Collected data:
* START *

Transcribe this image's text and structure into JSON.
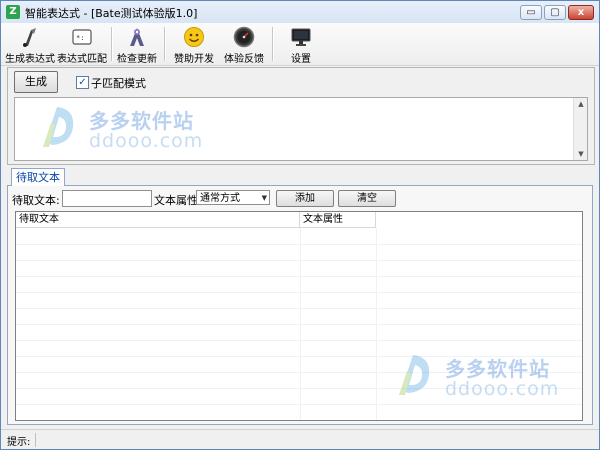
{
  "window": {
    "title": "智能表达式 - [Bate测试体验版1.0]",
    "app_icon": "Z",
    "controls": {
      "minimize": "▭",
      "maximize": "▢",
      "close": "x"
    }
  },
  "toolbar": {
    "items": [
      {
        "label": "生成表达式",
        "icon": "generate-expression-icon"
      },
      {
        "label": "表达式匹配",
        "icon": "match-expression-icon"
      },
      {
        "label": "检查更新",
        "icon": "check-update-icon"
      },
      {
        "label": "赞助开发",
        "icon": "smiley-sponsor-icon"
      },
      {
        "label": "体验反馈",
        "icon": "feedback-gauge-icon"
      },
      {
        "label": "设置",
        "icon": "monitor-settings-icon"
      }
    ]
  },
  "generate": {
    "button_label": "生成",
    "submatch_label": "子匹配模式",
    "submatch_checked": true,
    "output_value": ""
  },
  "tab": {
    "label": "待取文本",
    "text_label": "待取文本:",
    "text_value": "",
    "attr_label": "文本属性:",
    "attr_selected": "通常方式",
    "add_label": "添加",
    "clear_label": "清空",
    "columns": [
      "待取文本",
      "文本属性"
    ],
    "rows": []
  },
  "status": {
    "label": "提示:",
    "text": ""
  },
  "watermark": {
    "cn": "多多软件站",
    "en": "ddooo.com"
  },
  "colors": {
    "accent": "#3a7bd5",
    "tab_text": "#0645ad",
    "title_bg": "#dde8f5"
  }
}
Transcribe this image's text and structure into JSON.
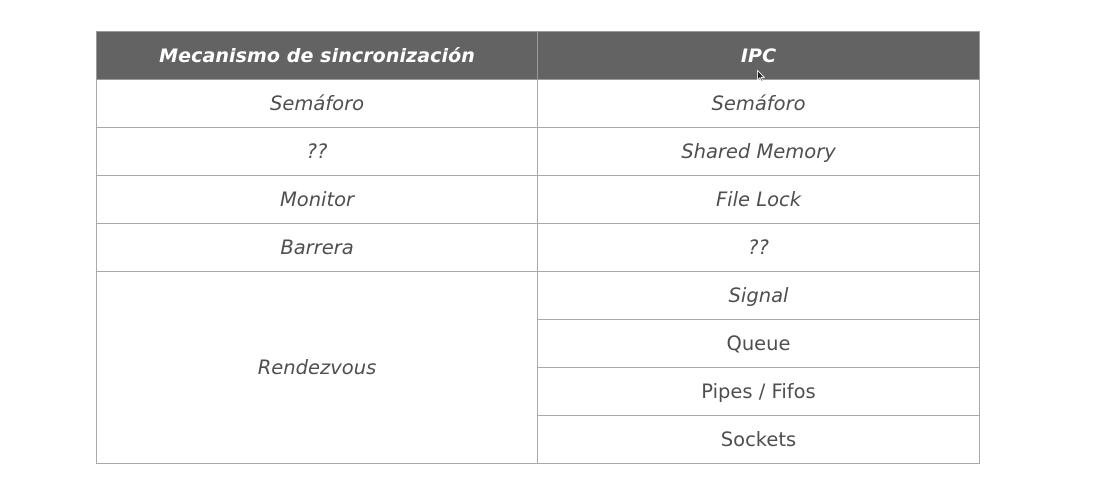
{
  "table": {
    "headers": [
      "Mecanismo de sincronización",
      "IPC"
    ],
    "rows": [
      {
        "sync": "Semáforo",
        "ipc": "Semáforo"
      },
      {
        "sync": "??",
        "ipc": "Shared Memory"
      },
      {
        "sync": "Monitor",
        "ipc": "File Lock"
      },
      {
        "sync": "Barrera",
        "ipc": "??"
      }
    ],
    "rendezvous": {
      "sync": "Rendezvous",
      "ipc": [
        "Signal",
        "Queue",
        "Pipes / Fifos",
        "Sockets"
      ]
    }
  },
  "colors": {
    "header_bg": "#636363",
    "header_text": "#ffffff",
    "cell_text": "#4f4f4f",
    "border": "#a9a9a9"
  },
  "icons": {
    "cursor": "mouse-pointer-icon"
  }
}
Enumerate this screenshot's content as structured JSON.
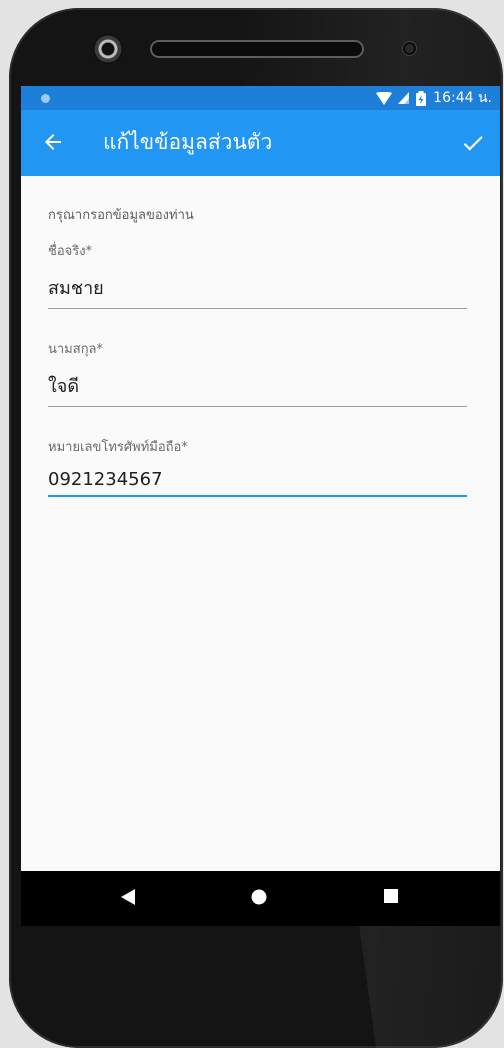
{
  "status_bar": {
    "time": "16:44 น.",
    "icons": [
      "notification-dot-icon",
      "wifi-icon",
      "signal-icon",
      "battery-icon"
    ]
  },
  "app_bar": {
    "title": "แก้ไขข้อมูลส่วนตัว",
    "back_icon": "arrow-left-icon",
    "confirm_icon": "check-icon"
  },
  "form": {
    "hint": "กรุณากรอกข้อมูลของท่าน",
    "fields": [
      {
        "label": "ชื่อจริง*",
        "value": "สมชาย"
      },
      {
        "label": "นามสกุล*",
        "value": "ใจดี"
      },
      {
        "label": "หมายเลขโทรศัพท์มือถือ*",
        "value": "0921234567",
        "focused": true
      }
    ]
  },
  "nav_bar": {
    "buttons": [
      "back-triangle-icon",
      "home-circle-icon",
      "recents-square-icon"
    ]
  },
  "colors": {
    "status_bar": "#1e7fd8",
    "app_bar": "#2196f3",
    "focus_underline": "#2196f3",
    "screen_bg": "#fafafa"
  }
}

* END *

• _YOUR INSTRUCTIONS_
Every line of the material is to be quoted exactly, with no pictures carried over.

• _COMPLETE RESPONSE_
Transcribe this image's text and structure into JSON.
{
  "window": {
    "title": "智能表达式 - [Bate测试体验版1.0]",
    "app_icon": "Z",
    "controls": {
      "minimize": "▭",
      "maximize": "▢",
      "close": "x"
    }
  },
  "toolbar": {
    "items": [
      {
        "label": "生成表达式",
        "icon": "generate-expression-icon"
      },
      {
        "label": "表达式匹配",
        "icon": "match-expression-icon"
      },
      {
        "label": "检查更新",
        "icon": "check-update-icon"
      },
      {
        "label": "赞助开发",
        "icon": "smiley-sponsor-icon"
      },
      {
        "label": "体验反馈",
        "icon": "feedback-gauge-icon"
      },
      {
        "label": "设置",
        "icon": "monitor-settings-icon"
      }
    ]
  },
  "generate": {
    "button_label": "生成",
    "submatch_label": "子匹配模式",
    "submatch_checked": true,
    "output_value": ""
  },
  "tab": {
    "label": "待取文本",
    "text_label": "待取文本:",
    "text_value": "",
    "attr_label": "文本属性:",
    "attr_selected": "通常方式",
    "add_label": "添加",
    "clear_label": "清空",
    "columns": [
      "待取文本",
      "文本属性"
    ],
    "rows": []
  },
  "status": {
    "label": "提示:",
    "text": ""
  },
  "watermark": {
    "cn": "多多软件站",
    "en": "ddooo.com"
  },
  "colors": {
    "accent": "#3a7bd5",
    "tab_text": "#0645ad",
    "title_bg": "#dde8f5"
  }
}
Transcribe this image's text and structure into JSON.
{
  "table": {
    "headers": [
      "Mecanismo de sincronización",
      "IPC"
    ],
    "rows": [
      {
        "sync": "Semáforo",
        "ipc": "Semáforo"
      },
      {
        "sync": "??",
        "ipc": "Shared Memory"
      },
      {
        "sync": "Monitor",
        "ipc": "File Lock"
      },
      {
        "sync": "Barrera",
        "ipc": "??"
      }
    ],
    "rendezvous": {
      "sync": "Rendezvous",
      "ipc": [
        "Signal",
        "Queue",
        "Pipes / Fifos",
        "Sockets"
      ]
    }
  },
  "colors": {
    "header_bg": "#636363",
    "header_text": "#ffffff",
    "cell_text": "#4f4f4f",
    "border": "#a9a9a9"
  },
  "icons": {
    "cursor": "mouse-pointer-icon"
  }
}
Enumerate this screenshot's content as structured JSON.
{
  "status_bar": {
    "time": "16:44 น.",
    "icons": [
      "notification-dot-icon",
      "wifi-icon",
      "signal-icon",
      "battery-icon"
    ]
  },
  "app_bar": {
    "title": "แก้ไขข้อมูลส่วนตัว",
    "back_icon": "arrow-left-icon",
    "confirm_icon": "check-icon"
  },
  "form": {
    "hint": "กรุณากรอกข้อมูลของท่าน",
    "fields": [
      {
        "label": "ชื่อจริง*",
        "value": "สมชาย"
      },
      {
        "label": "นามสกุล*",
        "value": "ใจดี"
      },
      {
        "label": "หมายเลขโทรศัพท์มือถือ*",
        "value": "0921234567",
        "focused": true
      }
    ]
  },
  "nav_bar": {
    "buttons": [
      "back-triangle-icon",
      "home-circle-icon",
      "recents-square-icon"
    ]
  },
  "colors": {
    "status_bar": "#1e7fd8",
    "app_bar": "#2196f3",
    "focus_underline": "#2196f3",
    "screen_bg": "#fafafa"
  }
}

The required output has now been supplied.